Task brief - Find how many lines hold the word "news" and give that number only.

** start Exercise input **

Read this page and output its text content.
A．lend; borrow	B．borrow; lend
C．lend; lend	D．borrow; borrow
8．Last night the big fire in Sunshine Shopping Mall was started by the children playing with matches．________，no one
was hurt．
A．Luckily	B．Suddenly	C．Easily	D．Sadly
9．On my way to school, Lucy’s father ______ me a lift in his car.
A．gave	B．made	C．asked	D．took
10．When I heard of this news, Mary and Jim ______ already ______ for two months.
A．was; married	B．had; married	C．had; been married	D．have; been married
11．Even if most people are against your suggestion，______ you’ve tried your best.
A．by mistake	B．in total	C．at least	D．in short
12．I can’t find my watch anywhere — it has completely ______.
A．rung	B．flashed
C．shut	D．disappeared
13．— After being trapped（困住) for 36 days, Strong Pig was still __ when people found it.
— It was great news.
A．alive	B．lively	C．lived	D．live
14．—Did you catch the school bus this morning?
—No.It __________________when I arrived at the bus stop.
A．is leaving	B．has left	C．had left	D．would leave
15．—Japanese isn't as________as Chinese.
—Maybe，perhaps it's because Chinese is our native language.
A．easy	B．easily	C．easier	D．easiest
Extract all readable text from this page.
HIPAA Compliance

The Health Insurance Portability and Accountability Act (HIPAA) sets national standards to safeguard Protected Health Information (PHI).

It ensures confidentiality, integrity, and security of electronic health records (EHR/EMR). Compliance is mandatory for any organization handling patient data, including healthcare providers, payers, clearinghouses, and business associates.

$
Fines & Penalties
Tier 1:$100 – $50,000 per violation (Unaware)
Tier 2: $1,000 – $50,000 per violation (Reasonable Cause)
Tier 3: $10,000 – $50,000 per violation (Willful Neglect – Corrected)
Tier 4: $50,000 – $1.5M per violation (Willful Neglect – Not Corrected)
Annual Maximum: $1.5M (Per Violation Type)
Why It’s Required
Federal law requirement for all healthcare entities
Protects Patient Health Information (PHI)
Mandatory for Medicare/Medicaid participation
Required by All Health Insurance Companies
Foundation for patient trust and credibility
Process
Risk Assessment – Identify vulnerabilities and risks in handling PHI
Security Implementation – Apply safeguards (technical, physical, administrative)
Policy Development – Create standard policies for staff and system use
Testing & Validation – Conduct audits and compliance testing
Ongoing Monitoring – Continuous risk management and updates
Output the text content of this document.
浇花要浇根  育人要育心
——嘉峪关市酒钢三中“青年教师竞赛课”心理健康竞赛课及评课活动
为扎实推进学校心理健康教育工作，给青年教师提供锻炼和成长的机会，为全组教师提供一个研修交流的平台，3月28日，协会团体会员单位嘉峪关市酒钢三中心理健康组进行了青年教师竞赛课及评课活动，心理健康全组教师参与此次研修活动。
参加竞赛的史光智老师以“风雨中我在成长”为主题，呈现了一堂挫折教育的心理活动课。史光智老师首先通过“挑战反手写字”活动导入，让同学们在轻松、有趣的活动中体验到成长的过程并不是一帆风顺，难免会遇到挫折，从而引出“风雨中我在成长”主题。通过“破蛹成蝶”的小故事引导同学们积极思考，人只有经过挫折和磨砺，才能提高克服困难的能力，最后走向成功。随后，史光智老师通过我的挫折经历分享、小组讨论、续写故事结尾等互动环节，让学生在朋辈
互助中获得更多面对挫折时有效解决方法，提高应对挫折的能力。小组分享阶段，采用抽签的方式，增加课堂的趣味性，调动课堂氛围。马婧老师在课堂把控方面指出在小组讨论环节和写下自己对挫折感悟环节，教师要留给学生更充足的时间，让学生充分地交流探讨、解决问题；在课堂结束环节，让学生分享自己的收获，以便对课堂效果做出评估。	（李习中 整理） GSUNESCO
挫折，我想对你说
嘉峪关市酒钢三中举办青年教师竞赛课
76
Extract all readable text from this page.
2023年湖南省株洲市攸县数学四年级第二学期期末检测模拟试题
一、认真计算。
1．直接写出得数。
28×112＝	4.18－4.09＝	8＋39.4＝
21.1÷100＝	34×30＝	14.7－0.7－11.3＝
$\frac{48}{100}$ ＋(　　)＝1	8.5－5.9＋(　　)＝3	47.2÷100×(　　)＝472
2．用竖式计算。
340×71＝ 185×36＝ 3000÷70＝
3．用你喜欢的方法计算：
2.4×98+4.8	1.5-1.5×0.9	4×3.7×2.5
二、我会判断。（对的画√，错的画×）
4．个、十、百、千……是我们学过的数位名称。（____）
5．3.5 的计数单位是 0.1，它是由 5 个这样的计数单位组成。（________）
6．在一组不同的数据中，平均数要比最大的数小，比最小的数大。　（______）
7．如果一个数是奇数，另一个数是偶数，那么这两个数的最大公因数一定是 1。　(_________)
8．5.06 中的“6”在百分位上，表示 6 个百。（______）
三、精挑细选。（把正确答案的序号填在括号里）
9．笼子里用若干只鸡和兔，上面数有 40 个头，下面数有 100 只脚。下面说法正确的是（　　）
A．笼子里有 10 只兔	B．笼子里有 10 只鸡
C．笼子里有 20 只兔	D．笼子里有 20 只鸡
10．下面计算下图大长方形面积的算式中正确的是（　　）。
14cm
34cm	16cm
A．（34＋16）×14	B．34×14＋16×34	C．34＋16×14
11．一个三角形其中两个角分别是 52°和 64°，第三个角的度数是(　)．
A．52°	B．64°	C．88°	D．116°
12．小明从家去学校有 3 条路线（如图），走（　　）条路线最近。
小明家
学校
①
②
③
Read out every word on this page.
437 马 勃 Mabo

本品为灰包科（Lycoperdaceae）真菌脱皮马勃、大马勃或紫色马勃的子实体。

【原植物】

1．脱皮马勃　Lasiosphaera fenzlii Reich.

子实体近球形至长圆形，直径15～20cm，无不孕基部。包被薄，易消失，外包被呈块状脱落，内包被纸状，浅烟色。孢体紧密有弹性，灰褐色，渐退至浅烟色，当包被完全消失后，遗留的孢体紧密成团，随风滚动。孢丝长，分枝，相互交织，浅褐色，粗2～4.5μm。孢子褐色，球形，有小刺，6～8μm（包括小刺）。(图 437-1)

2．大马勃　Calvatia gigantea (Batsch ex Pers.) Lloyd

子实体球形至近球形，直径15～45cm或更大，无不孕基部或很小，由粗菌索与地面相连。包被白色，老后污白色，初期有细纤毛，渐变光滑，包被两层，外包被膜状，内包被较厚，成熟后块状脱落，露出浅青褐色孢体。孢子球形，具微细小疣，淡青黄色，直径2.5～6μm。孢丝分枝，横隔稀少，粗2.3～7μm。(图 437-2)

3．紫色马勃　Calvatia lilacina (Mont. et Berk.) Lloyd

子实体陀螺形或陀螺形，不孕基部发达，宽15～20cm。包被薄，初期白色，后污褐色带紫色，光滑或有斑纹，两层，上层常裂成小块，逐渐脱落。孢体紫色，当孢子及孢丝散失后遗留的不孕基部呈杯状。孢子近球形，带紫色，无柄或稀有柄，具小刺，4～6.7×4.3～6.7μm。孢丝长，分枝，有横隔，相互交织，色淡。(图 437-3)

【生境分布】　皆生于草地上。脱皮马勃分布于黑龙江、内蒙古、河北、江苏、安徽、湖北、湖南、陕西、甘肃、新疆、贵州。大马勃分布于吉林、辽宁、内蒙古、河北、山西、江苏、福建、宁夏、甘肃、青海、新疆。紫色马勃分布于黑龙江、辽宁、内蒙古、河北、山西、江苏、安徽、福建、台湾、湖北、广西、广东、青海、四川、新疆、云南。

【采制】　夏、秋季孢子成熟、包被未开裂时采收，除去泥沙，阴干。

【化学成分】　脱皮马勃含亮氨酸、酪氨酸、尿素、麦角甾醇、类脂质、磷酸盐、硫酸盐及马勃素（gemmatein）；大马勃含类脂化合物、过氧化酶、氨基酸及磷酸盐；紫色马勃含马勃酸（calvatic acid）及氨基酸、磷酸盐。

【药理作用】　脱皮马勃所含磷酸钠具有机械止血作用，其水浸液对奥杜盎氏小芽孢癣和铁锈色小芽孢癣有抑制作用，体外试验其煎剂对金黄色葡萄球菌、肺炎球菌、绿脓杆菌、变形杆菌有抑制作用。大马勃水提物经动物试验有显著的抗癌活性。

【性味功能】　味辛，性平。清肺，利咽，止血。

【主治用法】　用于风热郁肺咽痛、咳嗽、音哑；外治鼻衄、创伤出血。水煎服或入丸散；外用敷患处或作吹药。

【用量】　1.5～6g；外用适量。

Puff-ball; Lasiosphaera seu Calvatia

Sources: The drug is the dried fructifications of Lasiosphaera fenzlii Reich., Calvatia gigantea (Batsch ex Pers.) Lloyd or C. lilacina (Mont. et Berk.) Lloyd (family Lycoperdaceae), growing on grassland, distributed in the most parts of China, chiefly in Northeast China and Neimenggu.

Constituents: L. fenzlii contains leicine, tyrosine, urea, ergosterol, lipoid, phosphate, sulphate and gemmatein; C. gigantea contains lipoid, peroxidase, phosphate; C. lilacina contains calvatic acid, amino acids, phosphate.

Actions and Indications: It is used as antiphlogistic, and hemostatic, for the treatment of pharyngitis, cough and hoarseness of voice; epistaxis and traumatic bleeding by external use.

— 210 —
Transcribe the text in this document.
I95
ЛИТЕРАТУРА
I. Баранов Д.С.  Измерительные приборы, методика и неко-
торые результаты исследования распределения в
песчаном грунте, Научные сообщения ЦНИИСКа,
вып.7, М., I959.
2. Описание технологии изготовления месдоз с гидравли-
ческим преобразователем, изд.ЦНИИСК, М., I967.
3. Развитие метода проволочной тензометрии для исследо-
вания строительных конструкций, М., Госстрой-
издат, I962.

** end Exercise input **

Finished exercise - 2